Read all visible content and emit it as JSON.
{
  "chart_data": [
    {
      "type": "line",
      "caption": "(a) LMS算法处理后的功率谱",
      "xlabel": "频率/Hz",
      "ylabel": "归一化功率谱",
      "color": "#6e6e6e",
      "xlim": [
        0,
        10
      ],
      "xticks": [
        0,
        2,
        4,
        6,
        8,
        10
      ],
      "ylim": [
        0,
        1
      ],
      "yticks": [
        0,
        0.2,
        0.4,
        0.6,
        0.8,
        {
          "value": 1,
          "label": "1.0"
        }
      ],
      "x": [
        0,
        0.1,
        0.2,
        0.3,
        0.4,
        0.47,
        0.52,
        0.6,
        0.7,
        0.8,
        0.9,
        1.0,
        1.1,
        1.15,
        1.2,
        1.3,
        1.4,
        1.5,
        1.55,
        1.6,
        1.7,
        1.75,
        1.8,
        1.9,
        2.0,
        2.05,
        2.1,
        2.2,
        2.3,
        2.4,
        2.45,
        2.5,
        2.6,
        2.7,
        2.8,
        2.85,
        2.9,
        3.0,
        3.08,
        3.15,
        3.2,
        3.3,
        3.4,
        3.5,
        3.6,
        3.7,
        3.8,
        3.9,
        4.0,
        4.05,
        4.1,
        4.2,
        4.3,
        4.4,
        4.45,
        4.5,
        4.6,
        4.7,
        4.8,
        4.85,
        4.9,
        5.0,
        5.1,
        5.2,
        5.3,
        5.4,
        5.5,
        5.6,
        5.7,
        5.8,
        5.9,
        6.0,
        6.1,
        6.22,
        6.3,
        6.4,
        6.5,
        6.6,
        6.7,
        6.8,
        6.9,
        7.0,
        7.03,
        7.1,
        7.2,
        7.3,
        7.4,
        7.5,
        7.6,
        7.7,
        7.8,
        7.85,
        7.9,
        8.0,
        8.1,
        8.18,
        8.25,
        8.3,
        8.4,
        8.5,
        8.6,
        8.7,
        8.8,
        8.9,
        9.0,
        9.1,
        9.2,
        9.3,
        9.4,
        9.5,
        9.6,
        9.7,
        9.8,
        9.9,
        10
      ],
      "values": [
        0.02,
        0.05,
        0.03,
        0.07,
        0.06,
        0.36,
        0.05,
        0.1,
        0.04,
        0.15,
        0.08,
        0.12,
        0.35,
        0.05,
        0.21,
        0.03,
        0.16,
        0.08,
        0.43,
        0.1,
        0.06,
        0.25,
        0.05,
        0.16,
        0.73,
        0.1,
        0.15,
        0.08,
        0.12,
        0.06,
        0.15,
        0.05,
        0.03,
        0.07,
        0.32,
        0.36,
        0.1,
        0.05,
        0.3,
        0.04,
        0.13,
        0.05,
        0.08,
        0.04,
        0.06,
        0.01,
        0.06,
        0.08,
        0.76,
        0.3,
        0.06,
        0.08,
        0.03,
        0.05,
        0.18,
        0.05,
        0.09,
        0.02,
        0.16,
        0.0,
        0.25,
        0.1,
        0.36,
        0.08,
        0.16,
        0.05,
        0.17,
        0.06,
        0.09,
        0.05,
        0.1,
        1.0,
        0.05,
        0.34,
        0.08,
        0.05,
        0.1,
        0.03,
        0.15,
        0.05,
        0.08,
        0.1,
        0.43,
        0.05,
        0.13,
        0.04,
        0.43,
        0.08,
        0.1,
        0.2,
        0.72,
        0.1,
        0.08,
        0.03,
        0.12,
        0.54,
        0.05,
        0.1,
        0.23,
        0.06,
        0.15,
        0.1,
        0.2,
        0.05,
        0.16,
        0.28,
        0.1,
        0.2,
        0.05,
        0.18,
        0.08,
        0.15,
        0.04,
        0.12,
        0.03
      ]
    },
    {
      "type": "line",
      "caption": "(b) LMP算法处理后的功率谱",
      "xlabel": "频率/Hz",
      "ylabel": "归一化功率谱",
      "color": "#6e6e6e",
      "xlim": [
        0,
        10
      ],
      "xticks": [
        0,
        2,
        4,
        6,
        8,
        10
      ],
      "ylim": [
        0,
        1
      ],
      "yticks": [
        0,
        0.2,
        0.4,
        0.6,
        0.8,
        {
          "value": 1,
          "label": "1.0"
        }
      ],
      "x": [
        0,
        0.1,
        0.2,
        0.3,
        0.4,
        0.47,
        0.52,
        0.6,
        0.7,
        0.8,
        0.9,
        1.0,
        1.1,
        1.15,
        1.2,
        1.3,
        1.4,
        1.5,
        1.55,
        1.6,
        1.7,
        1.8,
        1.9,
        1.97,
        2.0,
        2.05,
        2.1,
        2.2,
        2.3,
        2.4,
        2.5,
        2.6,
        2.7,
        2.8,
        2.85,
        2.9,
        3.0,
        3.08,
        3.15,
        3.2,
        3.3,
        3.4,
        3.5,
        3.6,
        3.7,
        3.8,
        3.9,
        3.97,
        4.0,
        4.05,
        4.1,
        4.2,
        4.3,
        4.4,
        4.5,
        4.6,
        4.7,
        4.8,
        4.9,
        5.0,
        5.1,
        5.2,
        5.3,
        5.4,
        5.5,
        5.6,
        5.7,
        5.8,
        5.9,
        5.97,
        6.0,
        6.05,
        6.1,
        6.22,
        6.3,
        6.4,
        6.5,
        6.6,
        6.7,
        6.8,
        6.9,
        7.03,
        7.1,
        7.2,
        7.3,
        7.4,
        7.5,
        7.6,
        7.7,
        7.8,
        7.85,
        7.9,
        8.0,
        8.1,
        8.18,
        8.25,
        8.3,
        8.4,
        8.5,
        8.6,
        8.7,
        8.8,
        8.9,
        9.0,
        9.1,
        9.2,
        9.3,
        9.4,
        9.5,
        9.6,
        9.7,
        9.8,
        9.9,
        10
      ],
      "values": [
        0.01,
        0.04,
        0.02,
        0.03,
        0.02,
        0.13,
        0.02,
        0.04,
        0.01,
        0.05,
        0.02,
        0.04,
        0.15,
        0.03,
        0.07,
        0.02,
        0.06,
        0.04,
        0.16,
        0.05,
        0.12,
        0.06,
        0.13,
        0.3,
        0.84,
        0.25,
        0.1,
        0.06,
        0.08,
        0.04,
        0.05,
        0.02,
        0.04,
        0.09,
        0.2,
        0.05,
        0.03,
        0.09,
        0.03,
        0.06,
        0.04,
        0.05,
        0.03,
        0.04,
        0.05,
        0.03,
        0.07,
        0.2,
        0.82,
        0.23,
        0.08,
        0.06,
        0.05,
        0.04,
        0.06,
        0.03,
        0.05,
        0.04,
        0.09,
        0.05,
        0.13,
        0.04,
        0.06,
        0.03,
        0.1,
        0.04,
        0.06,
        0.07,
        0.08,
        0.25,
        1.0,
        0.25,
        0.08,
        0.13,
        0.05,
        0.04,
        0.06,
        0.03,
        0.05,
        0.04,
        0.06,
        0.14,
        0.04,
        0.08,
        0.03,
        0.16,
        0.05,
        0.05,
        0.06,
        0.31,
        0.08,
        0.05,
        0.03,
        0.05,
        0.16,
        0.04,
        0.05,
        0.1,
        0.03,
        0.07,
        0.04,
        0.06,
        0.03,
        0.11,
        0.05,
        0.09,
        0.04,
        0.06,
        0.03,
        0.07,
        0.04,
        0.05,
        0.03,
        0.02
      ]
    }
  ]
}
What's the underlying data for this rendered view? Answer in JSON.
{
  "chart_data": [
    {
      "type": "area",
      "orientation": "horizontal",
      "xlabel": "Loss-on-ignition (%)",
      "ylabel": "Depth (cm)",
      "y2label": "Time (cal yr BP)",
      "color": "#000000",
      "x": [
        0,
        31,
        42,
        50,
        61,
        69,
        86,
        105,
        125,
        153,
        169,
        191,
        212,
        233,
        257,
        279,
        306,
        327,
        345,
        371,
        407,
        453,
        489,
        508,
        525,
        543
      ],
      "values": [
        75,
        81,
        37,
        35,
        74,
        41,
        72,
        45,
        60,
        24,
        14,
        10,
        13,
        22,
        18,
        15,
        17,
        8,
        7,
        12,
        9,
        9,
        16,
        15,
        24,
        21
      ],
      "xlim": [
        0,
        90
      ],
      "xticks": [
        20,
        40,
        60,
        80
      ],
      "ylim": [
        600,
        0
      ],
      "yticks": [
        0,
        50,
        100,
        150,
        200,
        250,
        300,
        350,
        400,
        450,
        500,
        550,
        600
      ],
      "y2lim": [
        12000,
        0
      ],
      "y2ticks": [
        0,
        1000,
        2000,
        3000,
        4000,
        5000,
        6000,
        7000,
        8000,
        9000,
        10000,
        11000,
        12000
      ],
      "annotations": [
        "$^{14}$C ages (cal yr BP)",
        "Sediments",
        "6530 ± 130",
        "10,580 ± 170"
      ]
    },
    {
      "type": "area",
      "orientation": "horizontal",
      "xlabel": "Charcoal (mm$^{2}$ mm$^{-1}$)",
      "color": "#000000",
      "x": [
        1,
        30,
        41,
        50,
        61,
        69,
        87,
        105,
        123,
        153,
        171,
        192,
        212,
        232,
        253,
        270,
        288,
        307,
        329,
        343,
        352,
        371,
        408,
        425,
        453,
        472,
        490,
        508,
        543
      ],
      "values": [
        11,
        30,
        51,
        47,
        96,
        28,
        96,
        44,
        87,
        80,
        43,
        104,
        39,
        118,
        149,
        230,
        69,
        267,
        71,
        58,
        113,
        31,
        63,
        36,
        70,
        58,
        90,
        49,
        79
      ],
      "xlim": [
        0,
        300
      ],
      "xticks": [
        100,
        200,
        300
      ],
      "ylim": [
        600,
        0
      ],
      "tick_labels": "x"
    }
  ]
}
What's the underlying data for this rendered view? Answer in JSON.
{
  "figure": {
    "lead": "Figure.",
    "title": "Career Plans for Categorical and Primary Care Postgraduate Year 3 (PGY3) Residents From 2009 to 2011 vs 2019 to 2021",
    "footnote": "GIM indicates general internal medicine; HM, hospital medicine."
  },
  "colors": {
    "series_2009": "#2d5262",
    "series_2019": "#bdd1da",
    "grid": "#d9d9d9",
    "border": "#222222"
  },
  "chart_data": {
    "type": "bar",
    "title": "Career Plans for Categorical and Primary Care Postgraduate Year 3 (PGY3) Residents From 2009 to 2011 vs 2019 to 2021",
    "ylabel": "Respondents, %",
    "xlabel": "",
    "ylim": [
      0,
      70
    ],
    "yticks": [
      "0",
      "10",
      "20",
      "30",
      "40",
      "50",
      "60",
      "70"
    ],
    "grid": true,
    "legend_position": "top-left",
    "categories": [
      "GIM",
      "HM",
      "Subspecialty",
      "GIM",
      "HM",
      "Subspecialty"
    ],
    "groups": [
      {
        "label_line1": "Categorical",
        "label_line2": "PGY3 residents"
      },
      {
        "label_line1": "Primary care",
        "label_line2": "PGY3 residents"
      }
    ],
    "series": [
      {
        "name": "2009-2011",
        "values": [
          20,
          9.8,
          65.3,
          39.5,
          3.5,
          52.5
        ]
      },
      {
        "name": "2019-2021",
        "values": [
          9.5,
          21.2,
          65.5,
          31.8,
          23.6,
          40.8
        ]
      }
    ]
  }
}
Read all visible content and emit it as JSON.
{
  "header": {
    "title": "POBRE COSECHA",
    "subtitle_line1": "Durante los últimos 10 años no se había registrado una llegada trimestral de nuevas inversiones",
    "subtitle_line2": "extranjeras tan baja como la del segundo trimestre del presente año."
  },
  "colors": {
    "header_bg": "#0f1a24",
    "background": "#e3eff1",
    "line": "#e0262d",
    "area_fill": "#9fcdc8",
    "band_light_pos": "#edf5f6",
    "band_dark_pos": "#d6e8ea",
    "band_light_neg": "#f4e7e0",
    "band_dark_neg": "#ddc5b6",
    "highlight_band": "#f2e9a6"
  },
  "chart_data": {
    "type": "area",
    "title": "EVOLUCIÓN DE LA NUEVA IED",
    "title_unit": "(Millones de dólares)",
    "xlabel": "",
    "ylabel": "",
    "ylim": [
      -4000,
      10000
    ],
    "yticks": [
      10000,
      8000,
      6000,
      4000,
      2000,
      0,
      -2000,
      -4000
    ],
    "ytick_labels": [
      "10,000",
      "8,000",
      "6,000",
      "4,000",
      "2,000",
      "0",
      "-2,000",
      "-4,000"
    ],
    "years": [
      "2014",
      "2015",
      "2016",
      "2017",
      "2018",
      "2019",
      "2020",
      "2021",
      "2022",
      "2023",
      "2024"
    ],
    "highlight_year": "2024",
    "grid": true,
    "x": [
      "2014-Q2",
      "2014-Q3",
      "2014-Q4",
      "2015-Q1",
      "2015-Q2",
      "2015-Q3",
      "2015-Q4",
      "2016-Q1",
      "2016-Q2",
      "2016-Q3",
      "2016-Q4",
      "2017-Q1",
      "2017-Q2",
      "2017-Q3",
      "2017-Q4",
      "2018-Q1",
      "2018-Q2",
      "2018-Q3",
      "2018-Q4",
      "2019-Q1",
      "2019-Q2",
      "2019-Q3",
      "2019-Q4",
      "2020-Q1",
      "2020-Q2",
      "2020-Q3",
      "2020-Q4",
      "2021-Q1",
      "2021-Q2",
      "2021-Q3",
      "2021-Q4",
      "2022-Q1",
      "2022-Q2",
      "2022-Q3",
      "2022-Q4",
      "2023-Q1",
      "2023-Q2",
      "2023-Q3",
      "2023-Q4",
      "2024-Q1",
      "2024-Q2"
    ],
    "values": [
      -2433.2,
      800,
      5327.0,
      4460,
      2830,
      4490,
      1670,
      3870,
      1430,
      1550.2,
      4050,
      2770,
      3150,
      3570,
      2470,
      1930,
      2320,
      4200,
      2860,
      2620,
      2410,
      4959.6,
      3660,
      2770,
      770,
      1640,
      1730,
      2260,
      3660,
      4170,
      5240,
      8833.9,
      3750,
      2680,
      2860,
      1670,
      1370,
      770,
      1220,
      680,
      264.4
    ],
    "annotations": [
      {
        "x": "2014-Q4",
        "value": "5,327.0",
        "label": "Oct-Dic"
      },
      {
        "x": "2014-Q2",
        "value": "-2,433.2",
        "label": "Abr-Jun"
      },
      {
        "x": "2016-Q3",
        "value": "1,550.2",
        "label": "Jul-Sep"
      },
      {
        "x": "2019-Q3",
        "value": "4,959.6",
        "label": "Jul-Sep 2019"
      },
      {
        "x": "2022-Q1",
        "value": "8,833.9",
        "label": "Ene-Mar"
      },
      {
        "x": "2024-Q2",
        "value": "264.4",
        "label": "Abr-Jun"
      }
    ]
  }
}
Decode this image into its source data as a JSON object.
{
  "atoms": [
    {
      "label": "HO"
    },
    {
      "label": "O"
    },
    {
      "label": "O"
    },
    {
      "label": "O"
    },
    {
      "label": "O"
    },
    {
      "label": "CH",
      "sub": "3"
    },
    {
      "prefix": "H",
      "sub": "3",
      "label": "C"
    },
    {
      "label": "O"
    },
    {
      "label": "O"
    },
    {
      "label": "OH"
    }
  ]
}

Task brief
Would you give again, word for word, every line from the one with "Decode this image" through the final line of the listing above?

Task result
Decode this image into its source data as a JSON object.
{
  "atoms": [
    {
      "label": "HO"
    },
    {
      "label": "O"
    },
    {
      "label": "O"
    },
    {
      "label": "O"
    },
    {
      "label": "O"
    },
    {
      "label": "CH",
      "sub": "3"
    },
    {
      "prefix": "H",
      "sub": "3",
      "label": "C"
    },
    {
      "label": "O"
    },
    {
      "label": "O"
    },
    {
      "label": "OH"
    }
  ]
}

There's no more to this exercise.